--- start of Extracted records ---

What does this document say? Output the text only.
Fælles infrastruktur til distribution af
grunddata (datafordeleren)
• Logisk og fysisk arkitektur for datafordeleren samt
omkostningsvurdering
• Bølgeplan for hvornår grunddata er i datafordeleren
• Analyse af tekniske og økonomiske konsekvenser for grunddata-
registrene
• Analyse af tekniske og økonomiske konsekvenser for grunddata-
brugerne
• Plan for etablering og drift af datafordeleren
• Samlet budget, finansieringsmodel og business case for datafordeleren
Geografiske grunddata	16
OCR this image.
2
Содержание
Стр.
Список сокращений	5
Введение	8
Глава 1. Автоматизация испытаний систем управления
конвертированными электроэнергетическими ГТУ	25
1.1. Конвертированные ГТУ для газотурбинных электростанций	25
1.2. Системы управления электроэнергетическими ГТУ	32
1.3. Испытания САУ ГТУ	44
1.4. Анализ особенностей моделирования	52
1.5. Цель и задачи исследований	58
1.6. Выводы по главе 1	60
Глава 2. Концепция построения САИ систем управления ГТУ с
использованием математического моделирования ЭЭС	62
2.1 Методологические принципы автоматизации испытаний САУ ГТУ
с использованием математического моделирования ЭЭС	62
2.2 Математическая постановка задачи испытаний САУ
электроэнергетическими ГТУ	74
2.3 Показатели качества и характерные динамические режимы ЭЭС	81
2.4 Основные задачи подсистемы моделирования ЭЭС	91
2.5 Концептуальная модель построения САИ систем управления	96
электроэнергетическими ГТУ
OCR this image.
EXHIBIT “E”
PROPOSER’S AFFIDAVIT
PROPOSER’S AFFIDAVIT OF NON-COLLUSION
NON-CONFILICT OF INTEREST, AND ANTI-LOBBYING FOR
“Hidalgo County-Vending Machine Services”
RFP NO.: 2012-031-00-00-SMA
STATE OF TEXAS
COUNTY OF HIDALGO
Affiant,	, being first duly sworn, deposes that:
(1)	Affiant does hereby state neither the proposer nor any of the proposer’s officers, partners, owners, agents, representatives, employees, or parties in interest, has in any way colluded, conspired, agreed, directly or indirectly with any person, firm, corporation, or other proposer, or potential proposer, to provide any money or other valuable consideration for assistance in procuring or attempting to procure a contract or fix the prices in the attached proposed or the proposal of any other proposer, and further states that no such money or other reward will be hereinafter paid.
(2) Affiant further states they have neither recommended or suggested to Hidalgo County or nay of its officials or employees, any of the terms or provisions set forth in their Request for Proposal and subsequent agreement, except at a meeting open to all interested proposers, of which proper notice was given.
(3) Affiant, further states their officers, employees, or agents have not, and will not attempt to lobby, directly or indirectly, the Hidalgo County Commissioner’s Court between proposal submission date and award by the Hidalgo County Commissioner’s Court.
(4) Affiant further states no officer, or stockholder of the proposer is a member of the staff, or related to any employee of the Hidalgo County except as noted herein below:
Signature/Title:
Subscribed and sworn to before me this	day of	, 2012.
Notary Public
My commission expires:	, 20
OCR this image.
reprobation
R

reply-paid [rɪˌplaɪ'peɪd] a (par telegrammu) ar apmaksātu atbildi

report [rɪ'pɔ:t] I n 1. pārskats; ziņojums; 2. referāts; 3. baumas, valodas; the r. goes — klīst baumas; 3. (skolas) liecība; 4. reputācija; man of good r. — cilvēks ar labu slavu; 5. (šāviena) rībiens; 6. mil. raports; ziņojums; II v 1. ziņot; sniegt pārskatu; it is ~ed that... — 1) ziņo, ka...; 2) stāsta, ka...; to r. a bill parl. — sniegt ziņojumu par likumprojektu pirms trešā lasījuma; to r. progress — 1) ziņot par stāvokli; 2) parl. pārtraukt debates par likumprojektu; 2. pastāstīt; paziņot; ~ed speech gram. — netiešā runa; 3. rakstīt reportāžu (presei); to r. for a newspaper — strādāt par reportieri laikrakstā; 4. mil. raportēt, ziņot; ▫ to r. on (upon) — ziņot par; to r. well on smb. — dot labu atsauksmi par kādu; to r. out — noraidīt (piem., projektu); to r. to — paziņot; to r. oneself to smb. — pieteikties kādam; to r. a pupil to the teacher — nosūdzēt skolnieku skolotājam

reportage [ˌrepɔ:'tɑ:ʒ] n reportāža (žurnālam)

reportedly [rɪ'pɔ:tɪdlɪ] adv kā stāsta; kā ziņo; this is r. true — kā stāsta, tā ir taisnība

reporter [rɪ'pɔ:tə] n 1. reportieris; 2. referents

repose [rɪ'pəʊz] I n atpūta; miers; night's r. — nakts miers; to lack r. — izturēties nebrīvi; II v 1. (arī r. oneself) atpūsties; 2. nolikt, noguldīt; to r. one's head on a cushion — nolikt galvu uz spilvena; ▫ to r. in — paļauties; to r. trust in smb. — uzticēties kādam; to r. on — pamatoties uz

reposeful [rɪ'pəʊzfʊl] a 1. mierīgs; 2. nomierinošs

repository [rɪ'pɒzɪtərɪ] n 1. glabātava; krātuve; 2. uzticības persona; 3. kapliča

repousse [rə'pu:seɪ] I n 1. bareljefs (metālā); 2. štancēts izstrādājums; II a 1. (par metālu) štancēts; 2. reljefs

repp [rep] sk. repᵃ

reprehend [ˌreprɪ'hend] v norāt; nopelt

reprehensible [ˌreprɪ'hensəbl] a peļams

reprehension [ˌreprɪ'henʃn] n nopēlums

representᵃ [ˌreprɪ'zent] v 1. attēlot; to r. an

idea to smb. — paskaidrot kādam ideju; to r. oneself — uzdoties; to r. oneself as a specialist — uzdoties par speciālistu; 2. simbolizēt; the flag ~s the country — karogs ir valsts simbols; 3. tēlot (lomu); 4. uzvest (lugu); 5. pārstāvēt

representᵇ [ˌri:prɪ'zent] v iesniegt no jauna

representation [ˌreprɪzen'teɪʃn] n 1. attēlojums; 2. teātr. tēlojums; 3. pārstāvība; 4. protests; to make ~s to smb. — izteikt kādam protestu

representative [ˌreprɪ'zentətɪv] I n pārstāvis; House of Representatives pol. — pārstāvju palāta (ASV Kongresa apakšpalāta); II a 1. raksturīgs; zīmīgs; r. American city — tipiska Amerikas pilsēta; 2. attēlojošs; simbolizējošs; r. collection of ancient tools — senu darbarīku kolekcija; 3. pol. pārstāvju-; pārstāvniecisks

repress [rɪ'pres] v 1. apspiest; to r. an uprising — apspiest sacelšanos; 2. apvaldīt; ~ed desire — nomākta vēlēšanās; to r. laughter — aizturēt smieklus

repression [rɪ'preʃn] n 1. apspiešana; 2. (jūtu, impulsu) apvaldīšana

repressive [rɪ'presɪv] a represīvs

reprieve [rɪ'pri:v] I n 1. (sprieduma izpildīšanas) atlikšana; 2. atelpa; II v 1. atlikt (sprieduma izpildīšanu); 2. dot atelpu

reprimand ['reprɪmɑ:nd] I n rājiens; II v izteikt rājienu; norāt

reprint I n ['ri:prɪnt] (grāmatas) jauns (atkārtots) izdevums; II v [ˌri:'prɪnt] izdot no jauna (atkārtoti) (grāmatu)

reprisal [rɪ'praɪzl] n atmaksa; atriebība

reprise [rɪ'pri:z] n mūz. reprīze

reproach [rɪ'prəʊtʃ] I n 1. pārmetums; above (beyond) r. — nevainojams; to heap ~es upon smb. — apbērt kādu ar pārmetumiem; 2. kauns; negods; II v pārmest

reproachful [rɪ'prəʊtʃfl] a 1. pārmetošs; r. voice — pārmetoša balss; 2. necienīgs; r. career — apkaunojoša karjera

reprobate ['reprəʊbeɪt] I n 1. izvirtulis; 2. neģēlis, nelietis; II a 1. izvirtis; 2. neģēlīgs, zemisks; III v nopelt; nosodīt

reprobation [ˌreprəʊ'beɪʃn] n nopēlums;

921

--- end of Extracted records ---

## Aim of the task
Please repeat the material above, word for word and in full.

## Answer for the task
What does this document say? Output the text only.
Fælles infrastruktur til distribution af
grunddata (datafordeleren)
• Logisk og fysisk arkitektur for datafordeleren samt
omkostningsvurdering
• Bølgeplan for hvornår grunddata er i datafordeleren
• Analyse af tekniske og økonomiske konsekvenser for grunddata-
registrene
• Analyse af tekniske og økonomiske konsekvenser for grunddata-
brugerne
• Plan for etablering og drift af datafordeleren
• Samlet budget, finansieringsmodel og business case for datafordeleren
Geografiske grunddata	16
OCR this image.
2
Содержание
Стр.
Список сокращений	5
Введение	8
Глава 1. Автоматизация испытаний систем управления
конвертированными электроэнергетическими ГТУ	25
1.1. Конвертированные ГТУ для газотурбинных электростанций	25
1.2. Системы управления электроэнергетическими ГТУ	32
1.3. Испытания САУ ГТУ	44
1.4. Анализ особенностей моделирования	52
1.5. Цель и задачи исследований	58
1.6. Выводы по главе 1	60
Глава 2. Концепция построения САИ систем управления ГТУ с
использованием математического моделирования ЭЭС	62
2.1 Методологические принципы автоматизации испытаний САУ ГТУ
с использованием математического моделирования ЭЭС	62
2.2 Математическая постановка задачи испытаний САУ
электроэнергетическими ГТУ	74
2.3 Показатели качества и характерные динамические режимы ЭЭС	81
2.4 Основные задачи подсистемы моделирования ЭЭС	91
2.5 Концептуальная модель построения САИ систем управления	96
электроэнергетическими ГТУ
OCR this image.
EXHIBIT “E”
PROPOSER’S AFFIDAVIT
PROPOSER’S AFFIDAVIT OF NON-COLLUSION
NON-CONFILICT OF INTEREST, AND ANTI-LOBBYING FOR
“Hidalgo County-Vending Machine Services”
RFP NO.: 2012-031-00-00-SMA
STATE OF TEXAS
COUNTY OF HIDALGO
Affiant,	, being first duly sworn, deposes that:
(1)	Affiant does hereby state neither the proposer nor any of the proposer’s officers, partners, owners, agents, representatives, employees, or parties in interest, has in any way colluded, conspired, agreed, directly or indirectly with any person, firm, corporation, or other proposer, or potential proposer, to provide any money or other valuable consideration for assistance in procuring or attempting to procure a contract or fix the prices in the attached proposed or the proposal of any other proposer, and further states that no such money or other reward will be hereinafter paid.
(2) Affiant further states they have neither recommended or suggested to Hidalgo County or nay of its officials or employees, any of the terms or provisions set forth in their Request for Proposal and subsequent agreement, except at a meeting open to all interested proposers, of which proper notice was given.
(3) Affiant, further states their officers, employees, or agents have not, and will not attempt to lobby, directly or indirectly, the Hidalgo County Commissioner’s Court between proposal submission date and award by the Hidalgo County Commissioner’s Court.
(4) Affiant further states no officer, or stockholder of the proposer is a member of the staff, or related to any employee of the Hidalgo County except as noted herein below:
Signature/Title:
Subscribed and sworn to before me this	day of	, 2012.
Notary Public
My commission expires:	, 20
OCR this image.
reprobation
R

reply-paid [rɪˌplaɪ'peɪd] a (par telegrammu) ar apmaksātu atbildi

report [rɪ'pɔ:t] I n 1. pārskats; ziņojums; 2. referāts; 3. baumas, valodas; the r. goes — klīst baumas; 3. (skolas) liecība; 4. reputācija; man of good r. — cilvēks ar labu slavu; 5. (šāviena) rībiens; 6. mil. raports; ziņojums; II v 1. ziņot; sniegt pārskatu; it is ~ed that... — 1) ziņo, ka...; 2) stāsta, ka...; to r. a bill parl. — sniegt ziņojumu par likumprojektu pirms trešā lasījuma; to r. progress — 1) ziņot par stāvokli; 2) parl. pārtraukt debates par likumprojektu; 2. pastāstīt; paziņot; ~ed speech gram. — netiešā runa; 3. rakstīt reportāžu (presei); to r. for a newspaper — strādāt par reportieri laikrakstā; 4. mil. raportēt, ziņot; ▫ to r. on (upon) — ziņot par; to r. well on smb. — dot labu atsauksmi par kādu; to r. out — noraidīt (piem., projektu); to r. to — paziņot; to r. oneself to smb. — pieteikties kādam; to r. a pupil to the teacher — nosūdzēt skolnieku skolotājam

reportage [ˌrepɔ:'tɑ:ʒ] n reportāža (žurnālam)

reportedly [rɪ'pɔ:tɪdlɪ] adv kā stāsta; kā ziņo; this is r. true — kā stāsta, tā ir taisnība

reporter [rɪ'pɔ:tə] n 1. reportieris; 2. referents

repose [rɪ'pəʊz] I n atpūta; miers; night's r. — nakts miers; to lack r. — izturēties nebrīvi; II v 1. (arī r. oneself) atpūsties; 2. nolikt, noguldīt; to r. one's head on a cushion — nolikt galvu uz spilvena; ▫ to r. in — paļauties; to r. trust in smb. — uzticēties kādam; to r. on — pamatoties uz

reposeful [rɪ'pəʊzfʊl] a 1. mierīgs; 2. nomierinošs

repository [rɪ'pɒzɪtərɪ] n 1. glabātava; krātuve; 2. uzticības persona; 3. kapliča

repousse [rə'pu:seɪ] I n 1. bareljefs (metālā); 2. štancēts izstrādājums; II a 1. (par metālu) štancēts; 2. reljefs

repp [rep] sk. repᵃ

reprehend [ˌreprɪ'hend] v norāt; nopelt

reprehensible [ˌreprɪ'hensəbl] a peļams

reprehension [ˌreprɪ'henʃn] n nopēlums

representᵃ [ˌreprɪ'zent] v 1. attēlot; to r. an

idea to smb. — paskaidrot kādam ideju; to r. oneself — uzdoties; to r. oneself as a specialist — uzdoties par speciālistu; 2. simbolizēt; the flag ~s the country — karogs ir valsts simbols; 3. tēlot (lomu); 4. uzvest (lugu); 5. pārstāvēt

representᵇ [ˌri:prɪ'zent] v iesniegt no jauna

representation [ˌreprɪzen'teɪʃn] n 1. attēlojums; 2. teātr. tēlojums; 3. pārstāvība; 4. protests; to make ~s to smb. — izteikt kādam protestu

representative [ˌreprɪ'zentətɪv] I n pārstāvis; House of Representatives pol. — pārstāvju palāta (ASV Kongresa apakšpalāta); II a 1. raksturīgs; zīmīgs; r. American city — tipiska Amerikas pilsēta; 2. attēlojošs; simbolizējošs; r. collection of ancient tools — senu darbarīku kolekcija; 3. pol. pārstāvju-; pārstāvniecisks

repress [rɪ'pres] v 1. apspiest; to r. an uprising — apspiest sacelšanos; 2. apvaldīt; ~ed desire — nomākta vēlēšanās; to r. laughter — aizturēt smieklus

repression [rɪ'preʃn] n 1. apspiešana; 2. (jūtu, impulsu) apvaldīšana

repressive [rɪ'presɪv] a represīvs

reprieve [rɪ'pri:v] I n 1. (sprieduma izpildīšanas) atlikšana; 2. atelpa; II v 1. atlikt (sprieduma izpildīšanu); 2. dot atelpu

reprimand ['reprɪmɑ:nd] I n rājiens; II v izteikt rājienu; norāt

reprint I n ['ri:prɪnt] (grāmatas) jauns (atkārtots) izdevums; II v [ˌri:'prɪnt] izdot no jauna (atkārtoti) (grāmatu)

reprisal [rɪ'praɪzl] n atmaksa; atriebība

reprise [rɪ'pri:z] n mūz. reprīze

reproach [rɪ'prəʊtʃ] I n 1. pārmetums; above (beyond) r. — nevainojams; to heap ~es upon smb. — apbērt kādu ar pārmetumiem; 2. kauns; negods; II v pārmest

reproachful [rɪ'prəʊtʃfl] a 1. pārmetošs; r. voice — pārmetoša balss; 2. necienīgs; r. career — apkaunojoša karjera

reprobate ['reprəʊbeɪt] I n 1. izvirtulis; 2. neģēlis, nelietis; II a 1. izvirtis; 2. neģēlīgs, zemisks; III v nopelt; nosodīt

reprobation [ˌreprəʊ'beɪʃn] n nopēlums;

921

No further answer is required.